▶ **Instructions to follow**:
Look through the data below. Show each line where the string "hilo" occurs.

Saved entries
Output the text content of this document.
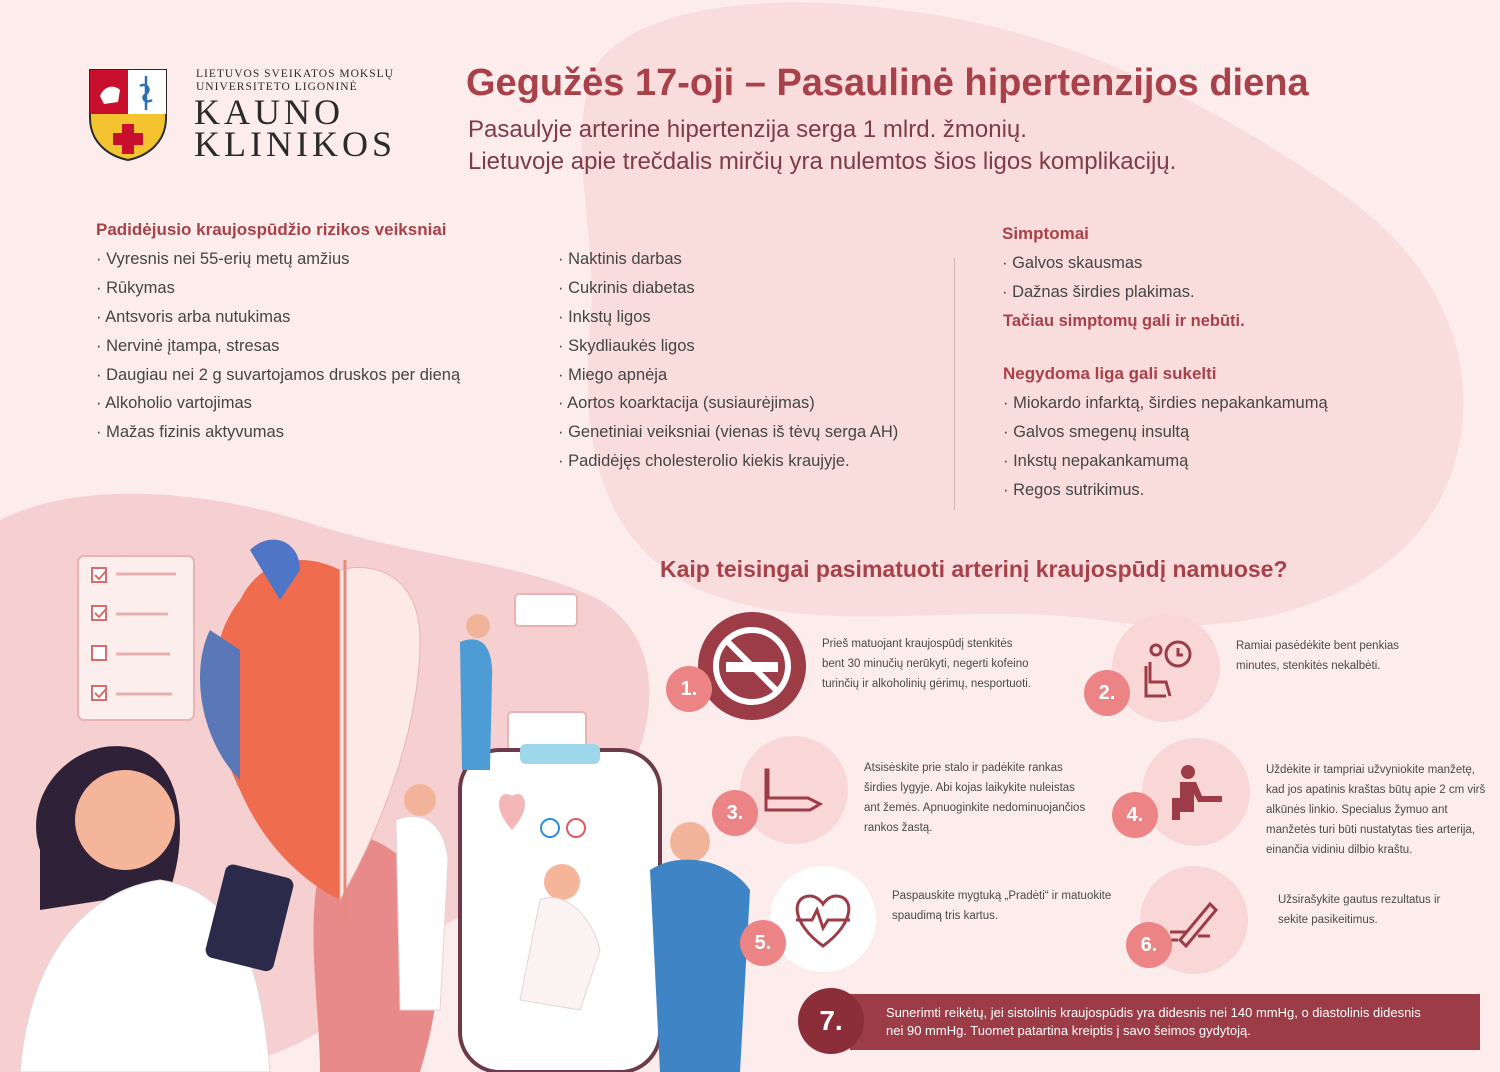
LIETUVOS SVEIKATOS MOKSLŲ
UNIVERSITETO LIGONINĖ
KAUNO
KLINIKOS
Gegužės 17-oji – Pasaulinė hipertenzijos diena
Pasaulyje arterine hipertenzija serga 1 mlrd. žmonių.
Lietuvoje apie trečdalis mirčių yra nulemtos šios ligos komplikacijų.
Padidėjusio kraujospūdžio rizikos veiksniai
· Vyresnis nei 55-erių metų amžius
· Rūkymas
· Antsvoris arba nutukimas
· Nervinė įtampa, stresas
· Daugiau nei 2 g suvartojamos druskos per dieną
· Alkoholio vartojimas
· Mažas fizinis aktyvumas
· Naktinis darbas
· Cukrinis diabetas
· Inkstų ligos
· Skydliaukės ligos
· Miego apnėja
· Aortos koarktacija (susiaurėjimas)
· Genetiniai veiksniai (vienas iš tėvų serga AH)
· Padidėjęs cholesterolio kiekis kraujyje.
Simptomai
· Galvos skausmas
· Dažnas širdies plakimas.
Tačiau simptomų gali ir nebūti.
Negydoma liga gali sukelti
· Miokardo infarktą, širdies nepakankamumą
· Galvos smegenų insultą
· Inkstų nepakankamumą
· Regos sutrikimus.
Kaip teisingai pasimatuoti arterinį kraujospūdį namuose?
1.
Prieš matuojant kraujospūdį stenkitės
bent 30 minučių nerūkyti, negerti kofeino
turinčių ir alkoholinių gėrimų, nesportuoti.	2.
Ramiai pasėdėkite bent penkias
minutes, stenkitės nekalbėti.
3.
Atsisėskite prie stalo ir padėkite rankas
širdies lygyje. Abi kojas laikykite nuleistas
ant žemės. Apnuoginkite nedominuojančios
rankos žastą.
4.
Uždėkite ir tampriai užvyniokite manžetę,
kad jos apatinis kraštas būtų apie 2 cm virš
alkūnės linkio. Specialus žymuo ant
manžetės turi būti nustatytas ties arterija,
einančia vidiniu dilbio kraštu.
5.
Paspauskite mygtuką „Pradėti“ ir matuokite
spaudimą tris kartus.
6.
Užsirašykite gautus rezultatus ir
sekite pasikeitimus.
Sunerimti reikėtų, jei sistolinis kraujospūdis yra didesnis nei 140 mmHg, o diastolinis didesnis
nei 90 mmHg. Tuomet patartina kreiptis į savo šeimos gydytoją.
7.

==

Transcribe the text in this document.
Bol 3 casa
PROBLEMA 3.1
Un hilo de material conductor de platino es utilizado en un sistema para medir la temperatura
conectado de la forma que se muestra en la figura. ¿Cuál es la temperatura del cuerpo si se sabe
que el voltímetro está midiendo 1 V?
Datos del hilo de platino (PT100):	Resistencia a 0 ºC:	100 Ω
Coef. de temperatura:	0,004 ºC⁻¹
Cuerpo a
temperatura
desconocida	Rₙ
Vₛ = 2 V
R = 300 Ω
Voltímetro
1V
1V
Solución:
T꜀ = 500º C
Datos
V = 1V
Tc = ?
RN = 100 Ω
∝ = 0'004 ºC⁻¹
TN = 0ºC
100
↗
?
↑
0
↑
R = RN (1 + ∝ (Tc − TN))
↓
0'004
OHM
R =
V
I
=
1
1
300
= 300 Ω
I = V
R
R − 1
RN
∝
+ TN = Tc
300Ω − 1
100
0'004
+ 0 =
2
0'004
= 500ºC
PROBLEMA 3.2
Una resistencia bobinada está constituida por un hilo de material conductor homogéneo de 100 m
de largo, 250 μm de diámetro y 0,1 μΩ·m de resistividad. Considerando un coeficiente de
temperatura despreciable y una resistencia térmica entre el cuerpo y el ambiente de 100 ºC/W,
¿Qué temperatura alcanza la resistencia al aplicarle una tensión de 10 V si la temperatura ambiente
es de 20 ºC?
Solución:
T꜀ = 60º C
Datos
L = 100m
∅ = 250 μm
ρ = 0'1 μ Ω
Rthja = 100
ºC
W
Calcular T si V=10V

▶ **Response to the exercise**:
Un hilo de material conductor de platino es utilizado en un sistema para medir la temperatura
Datos del hilo de platino (PT100):	Resistencia a 0 ºC:	100 Ω
Una resistencia bobinada está constituida por un hilo de material conductor homogéneo de 100 m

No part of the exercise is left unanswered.